EXERCISE GOAL —
Repeat every line below exactly as it reads.

EXERCISE MATERIAL —

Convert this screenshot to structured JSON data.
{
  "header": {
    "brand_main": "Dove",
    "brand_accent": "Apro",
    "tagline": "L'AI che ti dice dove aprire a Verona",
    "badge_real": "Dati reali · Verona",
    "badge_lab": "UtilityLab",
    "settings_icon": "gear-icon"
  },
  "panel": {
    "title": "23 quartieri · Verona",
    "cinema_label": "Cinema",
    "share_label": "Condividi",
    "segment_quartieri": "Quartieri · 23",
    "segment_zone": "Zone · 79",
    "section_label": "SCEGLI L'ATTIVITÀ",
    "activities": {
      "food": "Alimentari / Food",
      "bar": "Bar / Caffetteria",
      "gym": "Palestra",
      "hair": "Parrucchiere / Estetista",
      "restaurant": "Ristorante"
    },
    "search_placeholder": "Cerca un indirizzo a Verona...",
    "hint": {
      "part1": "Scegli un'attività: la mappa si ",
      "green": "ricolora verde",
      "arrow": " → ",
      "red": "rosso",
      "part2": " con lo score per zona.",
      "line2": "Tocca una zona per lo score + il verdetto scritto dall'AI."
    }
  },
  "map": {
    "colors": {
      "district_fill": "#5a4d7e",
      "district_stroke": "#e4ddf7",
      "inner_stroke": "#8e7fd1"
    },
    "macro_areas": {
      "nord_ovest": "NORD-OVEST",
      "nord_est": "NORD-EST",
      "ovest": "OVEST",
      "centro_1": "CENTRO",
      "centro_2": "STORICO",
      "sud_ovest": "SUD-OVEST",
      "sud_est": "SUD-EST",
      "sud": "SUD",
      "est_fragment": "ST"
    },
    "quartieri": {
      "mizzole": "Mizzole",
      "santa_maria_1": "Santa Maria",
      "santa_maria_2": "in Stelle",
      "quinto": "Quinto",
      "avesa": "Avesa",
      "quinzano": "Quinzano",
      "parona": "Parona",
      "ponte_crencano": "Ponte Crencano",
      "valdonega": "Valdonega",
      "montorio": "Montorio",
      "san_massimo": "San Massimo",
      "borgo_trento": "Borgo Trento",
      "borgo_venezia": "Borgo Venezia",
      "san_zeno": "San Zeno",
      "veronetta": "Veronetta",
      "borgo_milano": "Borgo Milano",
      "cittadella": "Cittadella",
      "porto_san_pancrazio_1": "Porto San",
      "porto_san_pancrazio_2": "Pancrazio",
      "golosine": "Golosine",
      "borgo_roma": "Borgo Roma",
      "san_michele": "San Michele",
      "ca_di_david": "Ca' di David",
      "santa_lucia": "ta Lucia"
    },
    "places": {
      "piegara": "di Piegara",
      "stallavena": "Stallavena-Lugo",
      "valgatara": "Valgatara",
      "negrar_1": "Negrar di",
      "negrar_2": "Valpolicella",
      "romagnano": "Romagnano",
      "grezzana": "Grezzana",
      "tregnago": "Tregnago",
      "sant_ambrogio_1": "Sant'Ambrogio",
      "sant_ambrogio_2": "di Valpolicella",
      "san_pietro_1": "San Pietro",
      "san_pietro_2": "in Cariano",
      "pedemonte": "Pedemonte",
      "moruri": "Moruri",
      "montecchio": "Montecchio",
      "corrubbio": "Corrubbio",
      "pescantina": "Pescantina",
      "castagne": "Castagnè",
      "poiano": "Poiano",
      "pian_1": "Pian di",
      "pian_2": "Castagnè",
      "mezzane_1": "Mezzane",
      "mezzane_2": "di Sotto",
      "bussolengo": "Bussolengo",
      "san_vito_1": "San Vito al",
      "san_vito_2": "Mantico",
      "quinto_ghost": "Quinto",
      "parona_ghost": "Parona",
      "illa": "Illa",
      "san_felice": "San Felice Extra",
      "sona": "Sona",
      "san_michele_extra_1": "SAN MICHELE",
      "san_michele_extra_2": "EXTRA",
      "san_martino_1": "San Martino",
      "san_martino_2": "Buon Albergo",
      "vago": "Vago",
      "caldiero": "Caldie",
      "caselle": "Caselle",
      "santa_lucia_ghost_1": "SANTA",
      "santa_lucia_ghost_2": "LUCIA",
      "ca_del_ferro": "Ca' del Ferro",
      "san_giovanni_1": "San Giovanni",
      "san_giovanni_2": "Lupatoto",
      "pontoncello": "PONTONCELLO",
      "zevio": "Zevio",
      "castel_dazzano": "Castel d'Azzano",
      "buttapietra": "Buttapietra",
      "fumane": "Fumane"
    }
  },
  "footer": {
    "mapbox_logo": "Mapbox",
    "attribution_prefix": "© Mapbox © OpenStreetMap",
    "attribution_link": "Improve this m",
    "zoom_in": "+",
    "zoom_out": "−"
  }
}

TASK ANSWER —
Convert this screenshot to structured JSON data.
{
  "header": {
    "brand_main": "Dove",
    "brand_accent": "Apro",
    "tagline": "L'AI che ti dice dove aprire a Verona",
    "badge_real": "Dati reali · Verona",
    "badge_lab": "UtilityLab",
    "settings_icon": "gear-icon"
  },
  "panel": {
    "title": "23 quartieri · Verona",
    "cinema_label": "Cinema",
    "share_label": "Condividi",
    "segment_quartieri": "Quartieri · 23",
    "segment_zone": "Zone · 79",
    "section_label": "SCEGLI L'ATTIVITÀ",
    "activities": {
      "food": "Alimentari / Food",
      "bar": "Bar / Caffetteria",
      "gym": "Palestra",
      "hair": "Parrucchiere / Estetista",
      "restaurant": "Ristorante"
    },
    "search_placeholder": "Cerca un indirizzo a Verona...",
    "hint": {
      "part1": "Scegli un'attività: la mappa si ",
      "green": "ricolora verde",
      "arrow": " → ",
      "red": "rosso",
      "part2": " con lo score per zona.",
      "line2": "Tocca una zona per lo score + il verdetto scritto dall'AI."
    }
  },
  "map": {
    "colors": {
      "district_fill": "#5a4d7e",
      "district_stroke": "#e4ddf7",
      "inner_stroke": "#8e7fd1"
    },
    "macro_areas": {
      "nord_ovest": "NORD-OVEST",
      "nord_est": "NORD-EST",
      "ovest": "OVEST",
      "centro_1": "CENTRO",
      "centro_2": "STORICO",
      "sud_ovest": "SUD-OVEST",
      "sud_est": "SUD-EST",
      "sud": "SUD",
      "est_fragment": "ST"
    },
    "quartieri": {
      "mizzole": "Mizzole",
      "santa_maria_1": "Santa Maria",
      "santa_maria_2": "in Stelle",
      "quinto": "Quinto",
      "avesa": "Avesa",
      "quinzano": "Quinzano",
      "parona": "Parona",
      "ponte_crencano": "Ponte Crencano",
      "valdonega": "Valdonega",
      "montorio": "Montorio",
      "san_massimo": "San Massimo",
      "borgo_trento": "Borgo Trento",
      "borgo_venezia": "Borgo Venezia",
      "san_zeno": "San Zeno",
      "veronetta": "Veronetta",
      "borgo_milano": "Borgo Milano",
      "cittadella": "Cittadella",
      "porto_san_pancrazio_1": "Porto San",
      "porto_san_pancrazio_2": "Pancrazio",
      "golosine": "Golosine",
      "borgo_roma": "Borgo Roma",
      "san_michele": "San Michele",
      "ca_di_david": "Ca' di David",
      "santa_lucia": "ta Lucia"
    },
    "places": {
      "piegara": "di Piegara",
      "stallavena": "Stallavena-Lugo",
      "valgatara": "Valgatara",
      "negrar_1": "Negrar di",
      "negrar_2": "Valpolicella",
      "romagnano": "Romagnano",
      "grezzana": "Grezzana",
      "tregnago": "Tregnago",
      "sant_ambrogio_1": "Sant'Ambrogio",
      "sant_ambrogio_2": "di Valpolicella",
      "san_pietro_1": "San Pietro",
      "san_pietro_2": "in Cariano",
      "pedemonte": "Pedemonte",
      "moruri": "Moruri",
      "montecchio": "Montecchio",
      "corrubbio": "Corrubbio",
      "pescantina": "Pescantina",
      "castagne": "Castagnè",
      "poiano": "Poiano",
      "pian_1": "Pian di",
      "pian_2": "Castagnè",
      "mezzane_1": "Mezzane",
      "mezzane_2": "di Sotto",
      "bussolengo": "Bussolengo",
      "san_vito_1": "San Vito al",
      "san_vito_2": "Mantico",
      "quinto_ghost": "Quinto",
      "parona_ghost": "Parona",
      "illa": "Illa",
      "san_felice": "San Felice Extra",
      "sona": "Sona",
      "san_michele_extra_1": "SAN MICHELE",
      "san_michele_extra_2": "EXTRA",
      "san_martino_1": "San Martino",
      "san_martino_2": "Buon Albergo",
      "vago": "Vago",
      "caldiero": "Caldie",
      "caselle": "Caselle",
      "santa_lucia_ghost_1": "SANTA",
      "santa_lucia_ghost_2": "LUCIA",
      "ca_del_ferro": "Ca' del Ferro",
      "san_giovanni_1": "San Giovanni",
      "san_giovanni_2": "Lupatoto",
      "pontoncello": "PONTONCELLO",
      "zevio": "Zevio",
      "castel_dazzano": "Castel d'Azzano",
      "buttapietra": "Buttapietra",
      "fumane": "Fumane"
    }
  },
  "footer": {
    "mapbox_logo": "Mapbox",
    "attribution_prefix": "© Mapbox © OpenStreetMap",
    "attribution_link": "Improve this m",
    "zoom_in": "+",
    "zoom_out": "−"
  }
}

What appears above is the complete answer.